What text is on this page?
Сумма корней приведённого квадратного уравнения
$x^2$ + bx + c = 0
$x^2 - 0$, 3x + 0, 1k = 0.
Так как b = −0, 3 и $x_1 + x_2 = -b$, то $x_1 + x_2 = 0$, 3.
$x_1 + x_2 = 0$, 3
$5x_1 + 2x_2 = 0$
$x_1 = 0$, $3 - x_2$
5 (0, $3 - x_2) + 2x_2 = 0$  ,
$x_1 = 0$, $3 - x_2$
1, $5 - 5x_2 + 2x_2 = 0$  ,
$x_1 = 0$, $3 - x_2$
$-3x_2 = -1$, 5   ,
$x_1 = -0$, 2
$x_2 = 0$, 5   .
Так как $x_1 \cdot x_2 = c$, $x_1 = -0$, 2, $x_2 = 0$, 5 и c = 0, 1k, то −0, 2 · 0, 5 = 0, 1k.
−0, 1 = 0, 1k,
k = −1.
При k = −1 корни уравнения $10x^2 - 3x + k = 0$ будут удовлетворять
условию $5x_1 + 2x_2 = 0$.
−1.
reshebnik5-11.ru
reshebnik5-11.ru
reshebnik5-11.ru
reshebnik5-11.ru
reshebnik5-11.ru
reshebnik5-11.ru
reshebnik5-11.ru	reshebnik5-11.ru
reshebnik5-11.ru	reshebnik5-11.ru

### What to produce
Copy out each line of the entries that holds "уравнения".

### Solution to this problem
Сумма корней приведённого квадратного уравнения
При k = −1 корни уравнения $10x^2 - 3x + k = 0$ будут удовлетворять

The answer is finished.